What the exercise asks
Pull out every line below that contains the word "Vanuatu".

Input data

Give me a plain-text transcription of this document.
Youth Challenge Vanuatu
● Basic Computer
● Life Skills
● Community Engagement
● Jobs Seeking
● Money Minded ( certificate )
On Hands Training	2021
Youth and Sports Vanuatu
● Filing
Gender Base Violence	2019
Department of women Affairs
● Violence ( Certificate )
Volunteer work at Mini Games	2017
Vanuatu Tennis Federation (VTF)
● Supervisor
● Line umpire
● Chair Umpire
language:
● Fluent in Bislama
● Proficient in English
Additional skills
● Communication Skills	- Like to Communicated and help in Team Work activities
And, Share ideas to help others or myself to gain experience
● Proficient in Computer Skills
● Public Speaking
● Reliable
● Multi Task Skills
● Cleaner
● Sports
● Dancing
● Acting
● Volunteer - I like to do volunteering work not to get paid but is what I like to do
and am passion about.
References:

The response
Youth Challenge Vanuatu
Youth and Sports Vanuatu
Vanuatu Tennis Federation (VTF)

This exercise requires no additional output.